Requirements ▸ Wherever "người" appears in a line, list that line.

Input material ▸

╭──

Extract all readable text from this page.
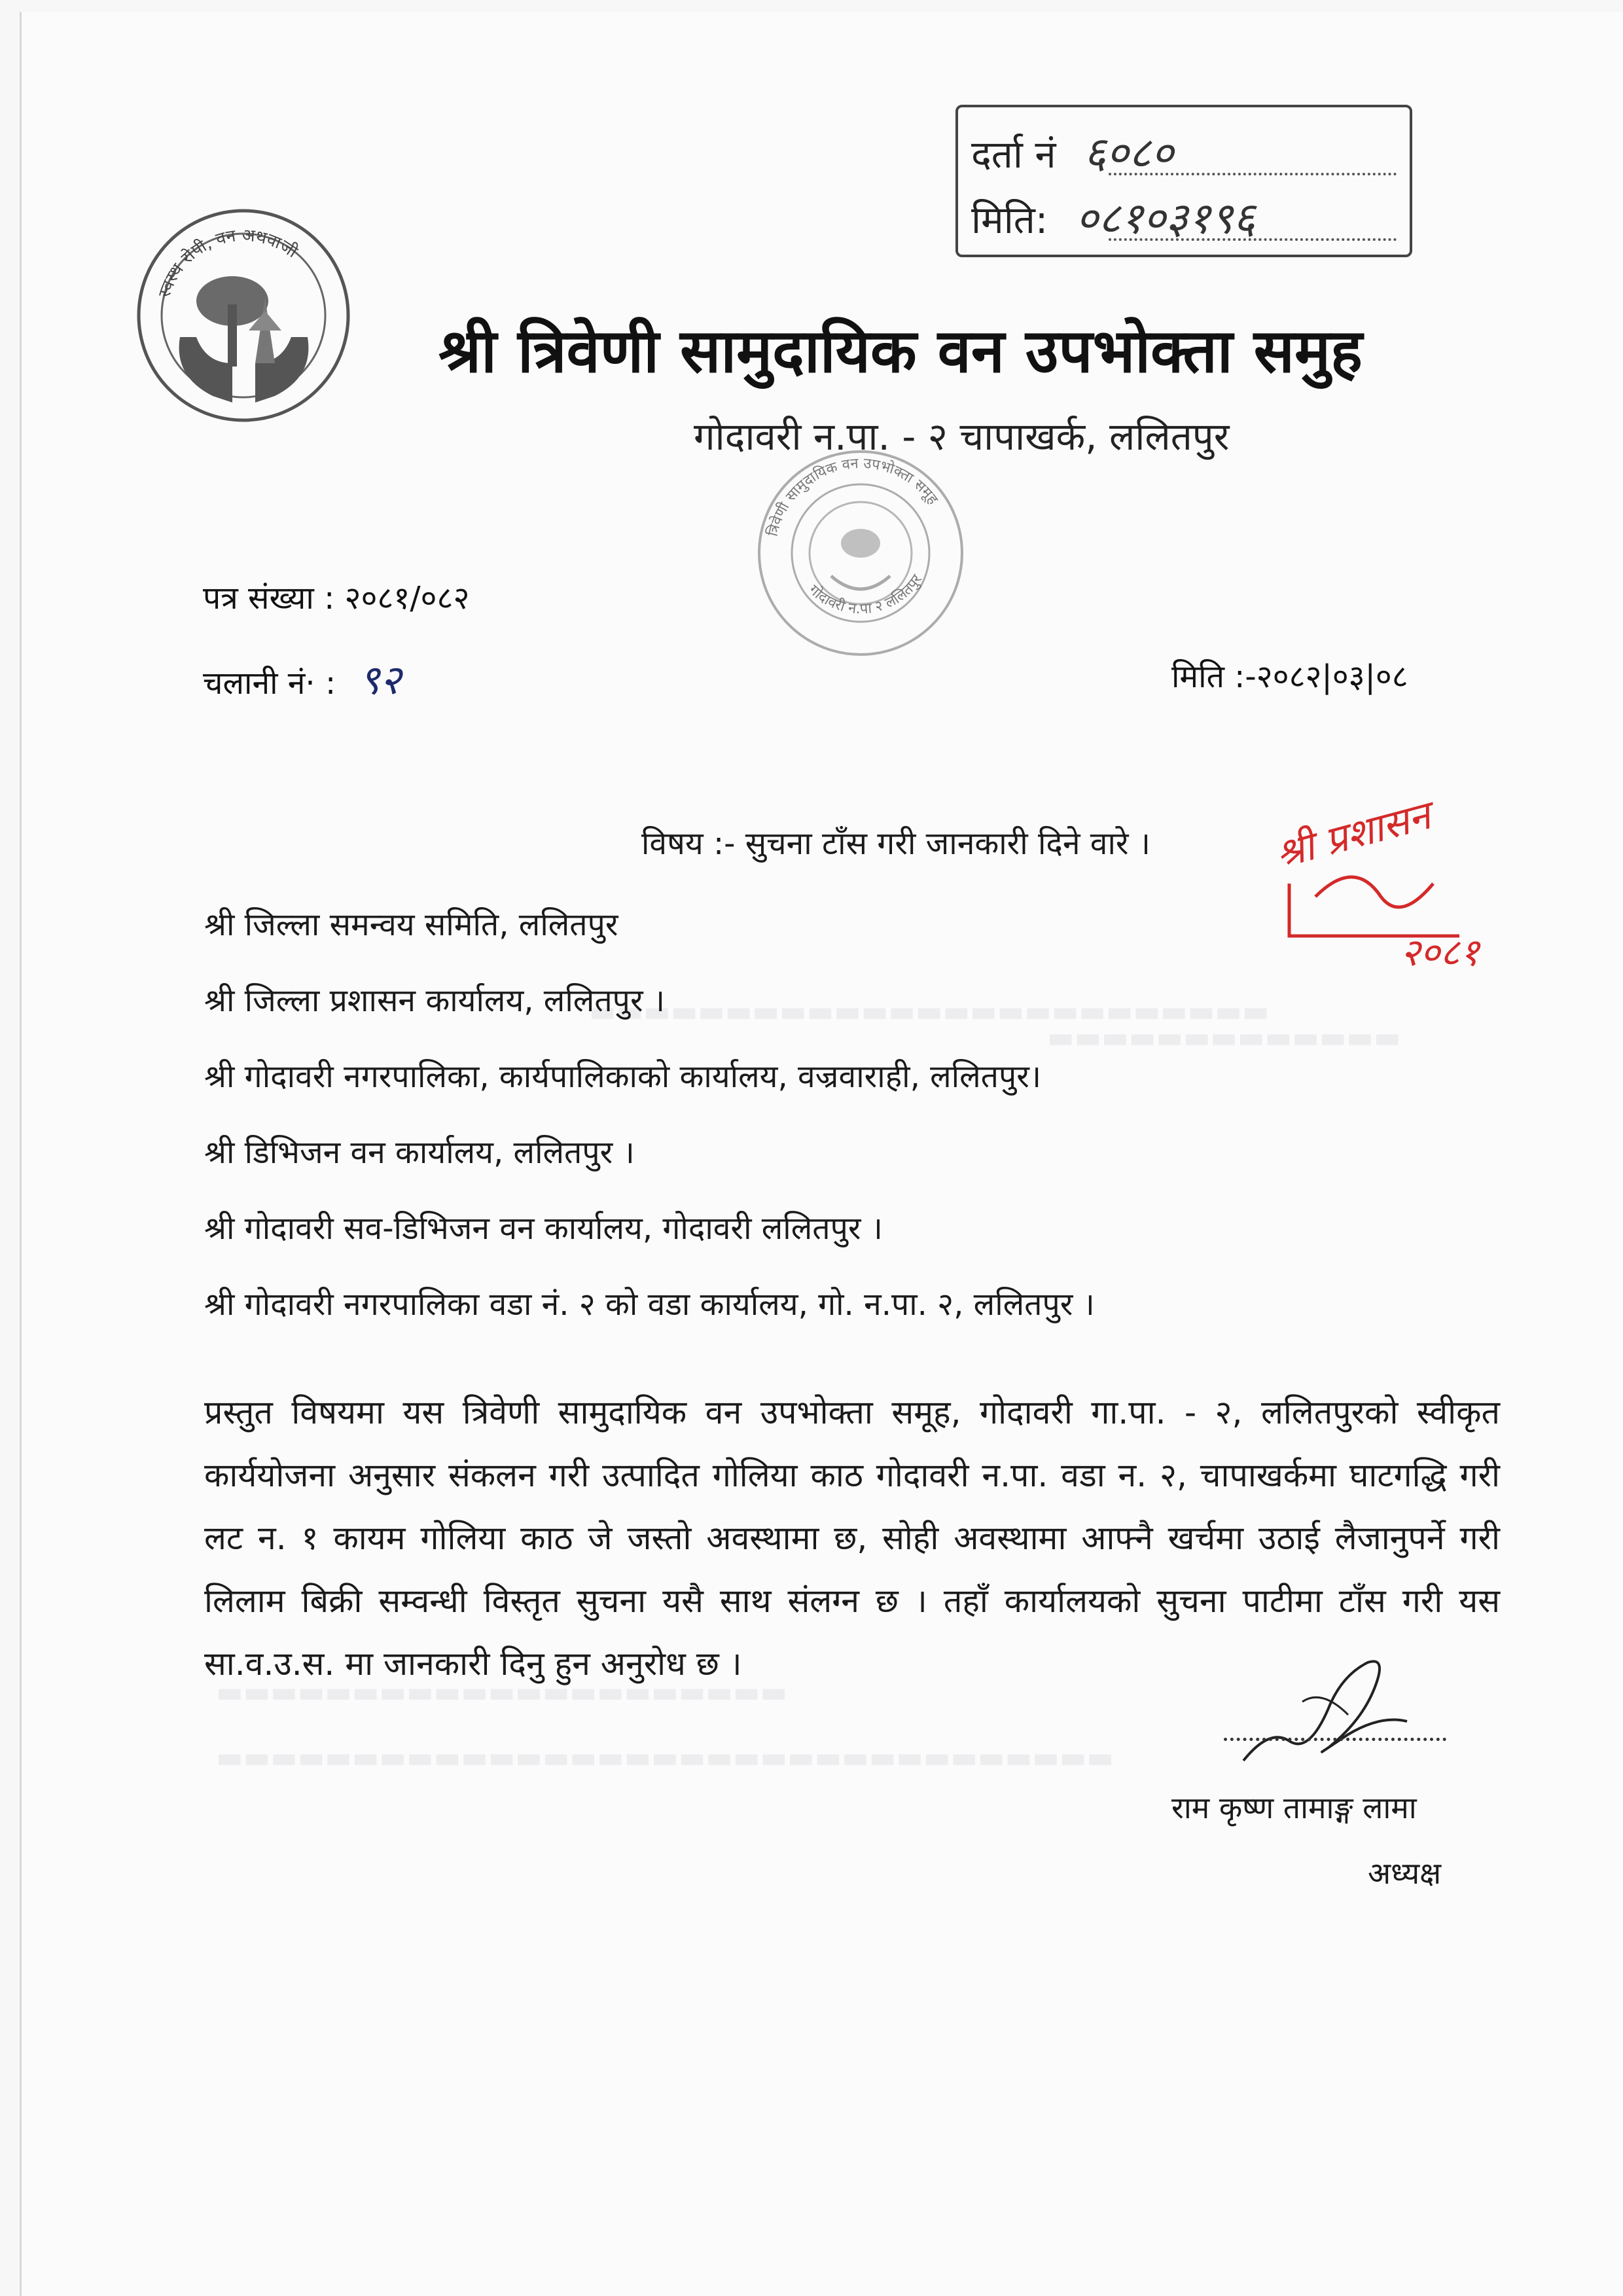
▬▬▬▬▬▬▬▬▬▬▬▬▬▬▬▬▬▬▬▬▬▬▬▬▬
▬▬▬▬▬▬▬▬▬▬▬▬▬
▬▬▬▬▬▬▬▬▬▬▬▬▬▬▬▬▬▬▬▬▬
▬▬▬▬▬▬▬▬▬▬▬▬▬▬▬▬▬▬▬▬▬▬▬▬▬▬▬▬▬▬▬▬▬
दर्ता नं ६०८०
मिति: ०८१०३१९६
स्वस्थ रोपी, वन अथवाजी
श्री त्रिवेणी सामुदायिक वन उपभोक्ता समुह
गोदावरी न.पा. - २ चापाखर्क, ललितपुर
त्रिवेणी सामुदायिक वन उपभोक्ता समूह
गोदावरी न.पा २ ललितपुर
पत्र संख्या : २०८१/०८२
चलानी नं· : ९२	मिति :-२०८२|०३|०८
श्री प्रशासन
२०८१
विषय :- सुचना टाँस गरी जानकारी दिने वारे ।
श्री जिल्ला समन्वय समिति, ललितपुर
श्री जिल्ला प्रशासन कार्यालय, ललितपुर ।
श्री गोदावरी नगरपालिका, कार्यपालिकाको कार्यालय, वज्रवाराही, ललितपुर।
श्री डिभिजन वन कार्यालय, ललितपुर ।
श्री गोदावरी सव-डिभिजन वन कार्यालय, गोदावरी ललितपुर ।
श्री गोदावरी नगरपालिका वडा नं. २ को वडा कार्यालय, गो. न.पा. २, ललितपुर ।
प्रस्तुत विषयमा यस त्रिवेणी सामुदायिक वन उपभोक्ता समूह, गोदावरी गा.पा. - २, ललितपुरको स्वीकृत कार्ययोजना अनुसार संकलन गरी उत्पादित गोलिया काठ गोदावरी न.पा. वडा न. २, चापाखर्कमा घाटगद्धि गरी लट न. १ कायम गोलिया काठ जे जस्तो अवस्थामा छ, सोही अवस्थामा आफ्नै खर्चमा उठाई लैजानुपर्ने गरी लिलाम बिक्री सम्वन्धी विस्तृत सुचना यसै साथ संलग्न छ । तहाँ कार्यालयको सुचना पाटीमा टाँस गरी यस सा.व.उ.स. मा जानकारी दिनु हुन अनुरोध छ ।
राम कृष्ण तामाङ्ग लामा
अध्यक्ष
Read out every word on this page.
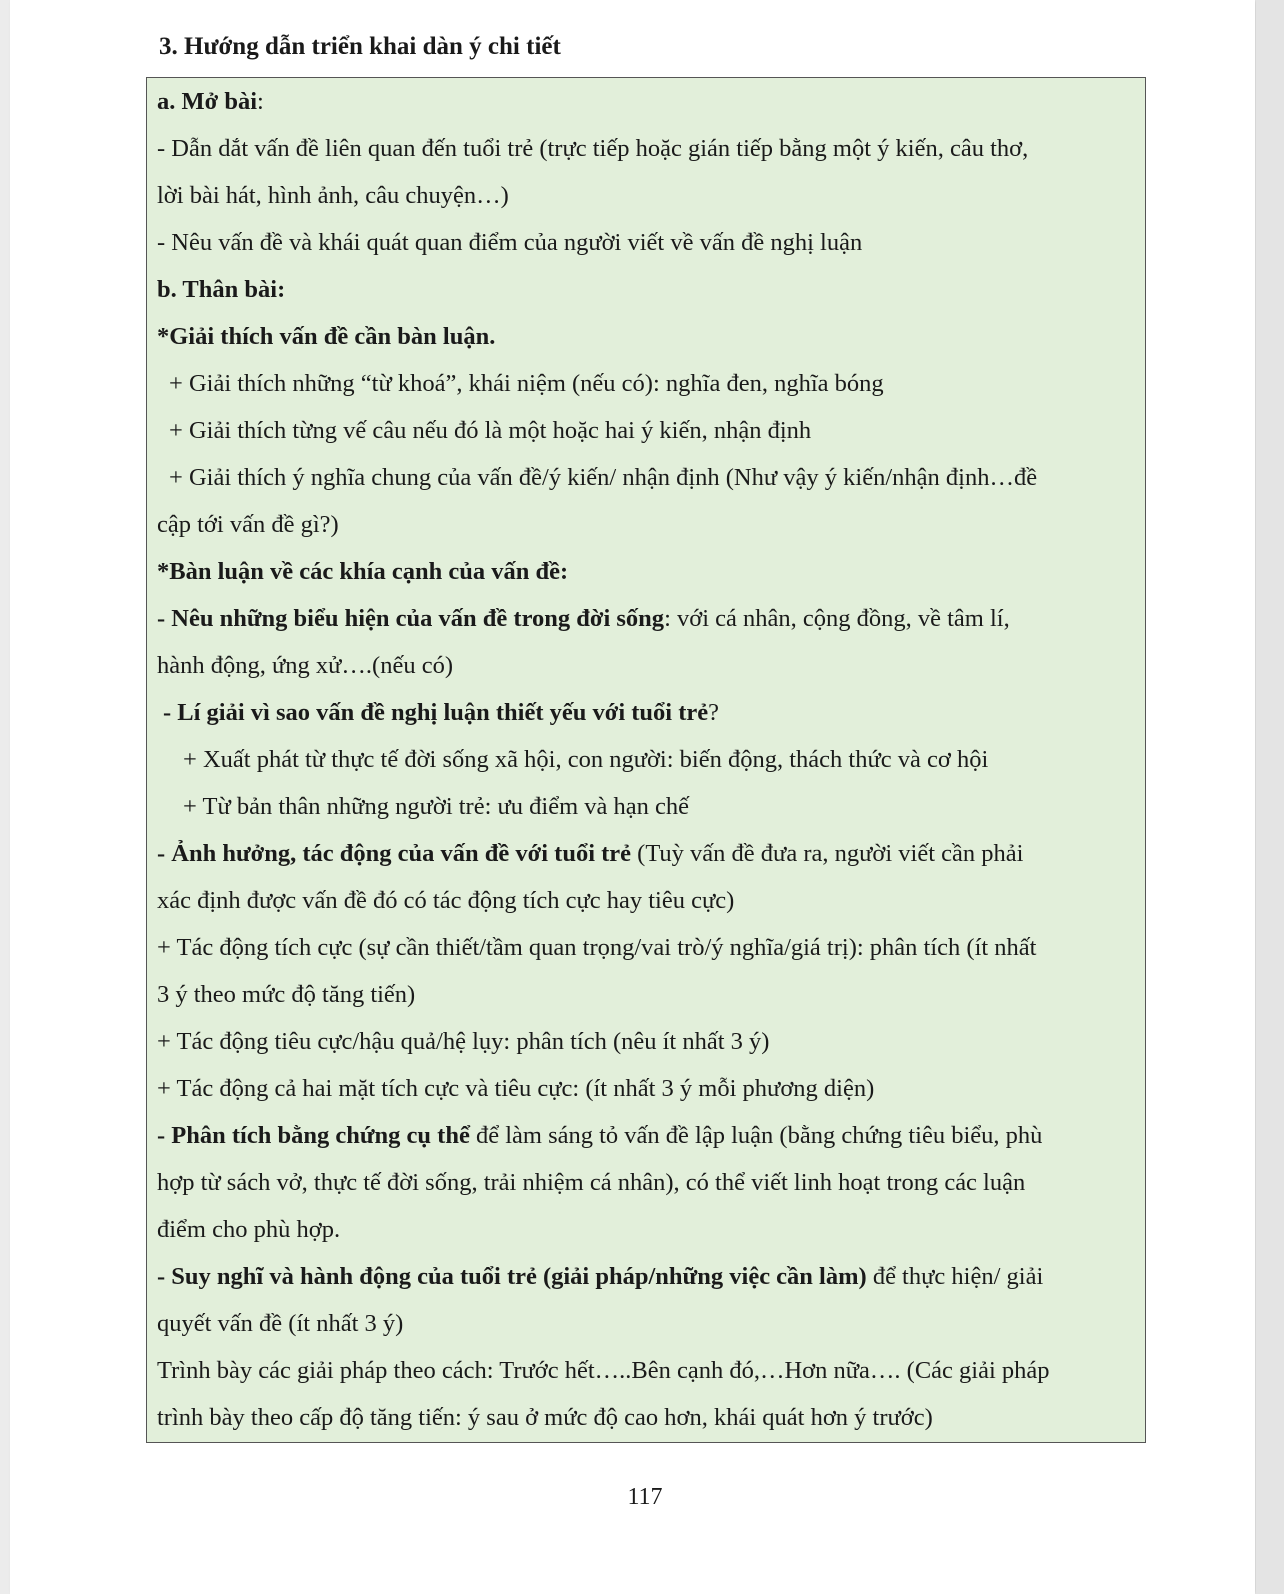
3. Hướng dẫn triển khai dàn ý chi tiết
a. Mở bài:
- Dẫn dắt vấn đề liên quan đến tuổi trẻ (trực tiếp hoặc gián tiếp bằng một ý kiến, câu thơ,
lời bài hát, hình ảnh, câu chuyện…)
- Nêu vấn đề và khái quát quan điểm của người viết về vấn đề nghị luận
b. Thân bài:
*Giải thích vấn đề cần bàn luận.
+ Giải thích những “từ khoá”, khái niệm (nếu có): nghĩa đen, nghĩa bóng
+ Giải thích từng vế câu nếu đó là một hoặc hai ý kiến, nhận định
+ Giải thích ý nghĩa chung của vấn đề/ý kiến/ nhận định (Như vậy ý kiến/nhận định…đề
cập tới vấn đề gì?)
*Bàn luận về các khía cạnh của vấn đề:
- Nêu những biểu hiện của vấn đề trong đời sống: với cá nhân, cộng đồng, về tâm lí,
hành động, ứng xử….(nếu có)
- Lí giải vì sao vấn đề nghị luận thiết yếu với tuổi trẻ?
+ Xuất phát từ thực tế đời sống xã hội, con người: biến động, thách thức và cơ hội
+ Từ bản thân những người trẻ: ưu điểm và hạn chế
- Ảnh hưởng, tác động của vấn đề với tuổi trẻ (Tuỳ vấn đề đưa ra, người viết cần phải
xác định được vấn đề đó có tác động tích cực hay tiêu cực)
+ Tác động tích cực (sự cần thiết/tầm quan trọng/vai trò/ý nghĩa/giá trị): phân tích (ít nhất
3 ý theo mức độ tăng tiến)
+ Tác động tiêu cực/hậu quả/hệ lụy: phân tích (nêu ít nhất 3 ý)
+ Tác động cả hai mặt tích cực và tiêu cực: (ít nhất 3 ý mỗi phương diện)
- Phân tích bằng chứng cụ thể để làm sáng tỏ vấn đề lập luận (bằng chứng tiêu biểu, phù
hợp từ sách vở, thực tế đời sống, trải nhiệm cá nhân), có thể viết linh hoạt trong các luận
điểm cho phù hợp.
- Suy nghĩ và hành động của tuổi trẻ (giải pháp/những việc cần làm) để thực hiện/ giải
quyết vấn đề (ít nhất 3 ý)
Trình bày các giải pháp theo cách: Trước hết…..Bên cạnh đó,…Hơn nữa…. (Các giải pháp
trình bày theo cấp độ tăng tiến: ý sau ở mức độ cao hơn, khái quát hơn ý trước)
117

╰──

Reply ▸
- Nêu vấn đề và khái quát quan điểm của người viết về vấn đề nghị luận
+ Xuất phát từ thực tế đời sống xã hội, con người: biến động, thách thức và cơ hội
+ Từ bản thân những người trẻ: ưu điểm và hạn chế
- Ảnh hưởng, tác động của vấn đề với tuổi trẻ (Tuỳ vấn đề đưa ra, người viết cần phải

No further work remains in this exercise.